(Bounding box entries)
-----

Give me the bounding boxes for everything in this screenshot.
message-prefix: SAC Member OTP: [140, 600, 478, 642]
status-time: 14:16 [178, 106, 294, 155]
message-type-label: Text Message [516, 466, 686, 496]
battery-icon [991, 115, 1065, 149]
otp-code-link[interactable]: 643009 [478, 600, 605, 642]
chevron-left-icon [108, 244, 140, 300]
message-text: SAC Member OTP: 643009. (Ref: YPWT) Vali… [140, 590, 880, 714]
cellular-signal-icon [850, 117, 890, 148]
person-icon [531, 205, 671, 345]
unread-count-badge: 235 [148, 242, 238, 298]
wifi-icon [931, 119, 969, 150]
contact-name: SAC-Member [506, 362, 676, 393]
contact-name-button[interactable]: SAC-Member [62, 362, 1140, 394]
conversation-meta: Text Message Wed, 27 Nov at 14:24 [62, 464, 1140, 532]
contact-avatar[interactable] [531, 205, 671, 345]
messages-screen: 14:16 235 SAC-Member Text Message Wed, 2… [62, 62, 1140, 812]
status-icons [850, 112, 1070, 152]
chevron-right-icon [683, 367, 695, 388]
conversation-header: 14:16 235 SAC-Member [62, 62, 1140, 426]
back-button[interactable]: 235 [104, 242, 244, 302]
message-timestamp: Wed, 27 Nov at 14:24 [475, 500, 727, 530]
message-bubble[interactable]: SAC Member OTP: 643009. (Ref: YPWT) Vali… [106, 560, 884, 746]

-----

Copy all of the records above word for word, keeping every line in its original order.

(Answer to the problem)
Give me the bounding boxes for everything in this screenshot.
message-prefix: SAC Member OTP: [140, 600, 478, 642]
status-time: 14:16 [178, 106, 294, 155]
message-type-label: Text Message [516, 466, 686, 496]
battery-icon [991, 115, 1065, 149]
otp-code-link[interactable]: 643009 [478, 600, 605, 642]
chevron-left-icon [108, 244, 140, 300]
message-text: SAC Member OTP: 643009. (Ref: YPWT) Vali… [140, 590, 880, 714]
cellular-signal-icon [850, 117, 890, 148]
person-icon [531, 205, 671, 345]
unread-count-badge: 235 [148, 242, 238, 298]
wifi-icon [931, 119, 969, 150]
contact-name: SAC-Member [506, 362, 676, 393]
contact-name-button[interactable]: SAC-Member [62, 362, 1140, 394]
conversation-meta: Text Message Wed, 27 Nov at 14:24 [62, 464, 1140, 532]
contact-avatar[interactable] [531, 205, 671, 345]
messages-screen: 14:16 235 SAC-Member Text Message Wed, 2… [62, 62, 1140, 812]
status-icons [850, 112, 1070, 152]
chevron-right-icon [683, 367, 695, 388]
conversation-header: 14:16 235 SAC-Member [62, 62, 1140, 426]
back-button[interactable]: 235 [104, 242, 244, 302]
message-timestamp: Wed, 27 Nov at 14:24 [475, 500, 727, 530]
message-bubble[interactable]: SAC Member OTP: 643009. (Ref: YPWT) Vali… [106, 560, 884, 746]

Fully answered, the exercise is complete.